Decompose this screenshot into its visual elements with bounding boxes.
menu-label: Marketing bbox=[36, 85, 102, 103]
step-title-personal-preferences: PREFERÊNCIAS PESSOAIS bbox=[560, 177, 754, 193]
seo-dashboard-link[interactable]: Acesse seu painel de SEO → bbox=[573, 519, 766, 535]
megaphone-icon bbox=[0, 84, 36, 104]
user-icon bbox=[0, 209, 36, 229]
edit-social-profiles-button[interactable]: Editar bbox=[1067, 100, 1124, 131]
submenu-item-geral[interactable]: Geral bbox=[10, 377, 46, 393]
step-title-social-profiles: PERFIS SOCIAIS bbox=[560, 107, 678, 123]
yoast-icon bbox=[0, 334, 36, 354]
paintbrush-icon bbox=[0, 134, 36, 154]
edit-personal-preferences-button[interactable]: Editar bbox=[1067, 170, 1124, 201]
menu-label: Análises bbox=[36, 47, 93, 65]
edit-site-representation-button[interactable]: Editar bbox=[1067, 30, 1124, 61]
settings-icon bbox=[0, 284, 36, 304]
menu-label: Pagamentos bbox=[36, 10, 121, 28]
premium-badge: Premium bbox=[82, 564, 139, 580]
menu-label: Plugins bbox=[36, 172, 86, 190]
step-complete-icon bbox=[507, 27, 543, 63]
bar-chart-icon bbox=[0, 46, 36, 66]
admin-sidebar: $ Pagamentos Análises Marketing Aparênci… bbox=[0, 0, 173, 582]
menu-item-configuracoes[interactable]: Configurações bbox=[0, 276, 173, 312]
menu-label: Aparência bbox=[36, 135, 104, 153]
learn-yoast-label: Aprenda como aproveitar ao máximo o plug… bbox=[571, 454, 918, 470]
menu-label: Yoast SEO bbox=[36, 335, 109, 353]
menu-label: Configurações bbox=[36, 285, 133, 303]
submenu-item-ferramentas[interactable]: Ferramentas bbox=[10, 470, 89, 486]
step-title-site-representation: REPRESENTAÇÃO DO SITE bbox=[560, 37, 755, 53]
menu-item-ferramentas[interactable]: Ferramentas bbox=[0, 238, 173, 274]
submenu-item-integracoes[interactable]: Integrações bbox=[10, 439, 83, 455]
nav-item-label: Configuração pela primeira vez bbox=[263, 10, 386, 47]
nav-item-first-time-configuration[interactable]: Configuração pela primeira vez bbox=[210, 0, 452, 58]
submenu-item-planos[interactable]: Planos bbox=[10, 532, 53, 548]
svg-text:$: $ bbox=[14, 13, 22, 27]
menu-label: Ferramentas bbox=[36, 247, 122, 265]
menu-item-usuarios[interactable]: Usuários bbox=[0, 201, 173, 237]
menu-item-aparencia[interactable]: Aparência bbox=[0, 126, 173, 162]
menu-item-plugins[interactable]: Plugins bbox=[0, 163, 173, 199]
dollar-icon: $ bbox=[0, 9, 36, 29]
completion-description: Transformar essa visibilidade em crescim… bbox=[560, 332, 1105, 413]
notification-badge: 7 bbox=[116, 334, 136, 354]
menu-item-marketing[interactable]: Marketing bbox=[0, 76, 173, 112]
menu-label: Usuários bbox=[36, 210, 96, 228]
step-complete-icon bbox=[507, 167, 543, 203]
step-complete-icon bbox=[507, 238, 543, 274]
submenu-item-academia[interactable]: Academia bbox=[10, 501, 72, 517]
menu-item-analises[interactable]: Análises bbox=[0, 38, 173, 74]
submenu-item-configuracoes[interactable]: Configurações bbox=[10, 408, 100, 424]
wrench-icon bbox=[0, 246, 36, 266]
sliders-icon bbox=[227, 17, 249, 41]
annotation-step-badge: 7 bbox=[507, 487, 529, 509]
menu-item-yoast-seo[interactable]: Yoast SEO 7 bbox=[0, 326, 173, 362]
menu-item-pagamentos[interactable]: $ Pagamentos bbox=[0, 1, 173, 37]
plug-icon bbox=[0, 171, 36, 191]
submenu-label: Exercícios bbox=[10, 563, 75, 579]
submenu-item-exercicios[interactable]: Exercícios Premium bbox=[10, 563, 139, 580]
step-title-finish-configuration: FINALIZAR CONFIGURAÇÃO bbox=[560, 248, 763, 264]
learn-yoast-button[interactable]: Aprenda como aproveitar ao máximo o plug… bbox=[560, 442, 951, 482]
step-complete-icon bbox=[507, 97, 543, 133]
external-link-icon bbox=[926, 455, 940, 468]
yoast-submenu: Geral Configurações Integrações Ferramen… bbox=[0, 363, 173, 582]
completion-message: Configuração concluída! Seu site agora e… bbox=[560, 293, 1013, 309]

What you need to do :: Revise the records above, replacing every "Editar" with "Alterar" and leaving everything else as it is.

Solved exercise ::
Decompose this screenshot into its visual elements with bounding boxes.
menu-label: Marketing bbox=[36, 85, 102, 103]
step-title-personal-preferences: PREFERÊNCIAS PESSOAIS bbox=[560, 177, 754, 193]
seo-dashboard-link[interactable]: Acesse seu painel de SEO → bbox=[573, 519, 766, 535]
megaphone-icon bbox=[0, 84, 36, 104]
user-icon bbox=[0, 209, 36, 229]
edit-social-profiles-button[interactable]: Alterar bbox=[1067, 100, 1124, 131]
submenu-item-geral[interactable]: Geral bbox=[10, 377, 46, 393]
step-title-social-profiles: PERFIS SOCIAIS bbox=[560, 107, 678, 123]
yoast-icon bbox=[0, 334, 36, 354]
paintbrush-icon bbox=[0, 134, 36, 154]
edit-personal-preferences-button[interactable]: Alterar bbox=[1067, 170, 1124, 201]
menu-label: Análises bbox=[36, 47, 93, 65]
edit-site-representation-button[interactable]: Alterar bbox=[1067, 30, 1124, 61]
settings-icon bbox=[0, 284, 36, 304]
menu-label: Pagamentos bbox=[36, 10, 121, 28]
premium-badge: Premium bbox=[82, 564, 139, 580]
menu-label: Plugins bbox=[36, 172, 86, 190]
step-complete-icon bbox=[507, 27, 543, 63]
bar-chart-icon bbox=[0, 46, 36, 66]
admin-sidebar: $ Pagamentos Análises Marketing Aparênci… bbox=[0, 0, 173, 582]
menu-item-configuracoes[interactable]: Configurações bbox=[0, 276, 173, 312]
menu-label: Aparência bbox=[36, 135, 104, 153]
learn-yoast-label: Aprenda como aproveitar ao máximo o plug… bbox=[571, 454, 918, 470]
menu-label: Yoast SEO bbox=[36, 335, 109, 353]
menu-label: Configurações bbox=[36, 285, 133, 303]
submenu-item-ferramentas[interactable]: Ferramentas bbox=[10, 470, 89, 486]
step-title-site-representation: REPRESENTAÇÃO DO SITE bbox=[560, 37, 755, 53]
menu-item-ferramentas[interactable]: Ferramentas bbox=[0, 238, 173, 274]
submenu-item-integracoes[interactable]: Integrações bbox=[10, 439, 83, 455]
nav-item-label: Configuração pela primeira vez bbox=[263, 10, 386, 47]
nav-item-first-time-configuration[interactable]: Configuração pela primeira vez bbox=[210, 0, 452, 58]
submenu-item-planos[interactable]: Planos bbox=[10, 532, 53, 548]
svg-text:$: $ bbox=[14, 13, 22, 27]
menu-label: Ferramentas bbox=[36, 247, 122, 265]
menu-item-usuarios[interactable]: Usuários bbox=[0, 201, 173, 237]
menu-item-aparencia[interactable]: Aparência bbox=[0, 126, 173, 162]
menu-item-plugins[interactable]: Plugins bbox=[0, 163, 173, 199]
dollar-icon: $ bbox=[0, 9, 36, 29]
completion-description: Transformar essa visibilidade em crescim… bbox=[560, 332, 1105, 413]
notification-badge: 7 bbox=[116, 334, 136, 354]
menu-item-marketing[interactable]: Marketing bbox=[0, 76, 173, 112]
menu-label: Usuários bbox=[36, 210, 96, 228]
step-complete-icon bbox=[507, 167, 543, 203]
step-complete-icon bbox=[507, 238, 543, 274]
submenu-item-academia[interactable]: Academia bbox=[10, 501, 72, 517]
menu-item-analises[interactable]: Análises bbox=[0, 38, 173, 74]
submenu-item-configuracoes[interactable]: Configurações bbox=[10, 408, 100, 424]
wrench-icon bbox=[0, 246, 36, 266]
sliders-icon bbox=[227, 17, 249, 41]
annotation-step-badge: 7 bbox=[507, 487, 529, 509]
menu-item-yoast-seo[interactable]: Yoast SEO 7 bbox=[0, 326, 173, 362]
menu-item-pagamentos[interactable]: $ Pagamentos bbox=[0, 1, 173, 37]
plug-icon bbox=[0, 171, 36, 191]
submenu-label: Exercícios bbox=[10, 563, 75, 579]
submenu-item-exercicios[interactable]: Exercícios Premium bbox=[10, 563, 139, 580]
step-title-finish-configuration: FINALIZAR CONFIGURAÇÃO bbox=[560, 248, 763, 264]
learn-yoast-button[interactable]: Aprenda como aproveitar ao máximo o plug… bbox=[560, 442, 951, 482]
step-complete-icon bbox=[507, 97, 543, 133]
external-link-icon bbox=[926, 455, 940, 468]
yoast-submenu: Geral Configurações Integrações Ferramen… bbox=[0, 363, 173, 582]
completion-message: Configuração concluída! Seu site agora e… bbox=[560, 293, 1013, 309]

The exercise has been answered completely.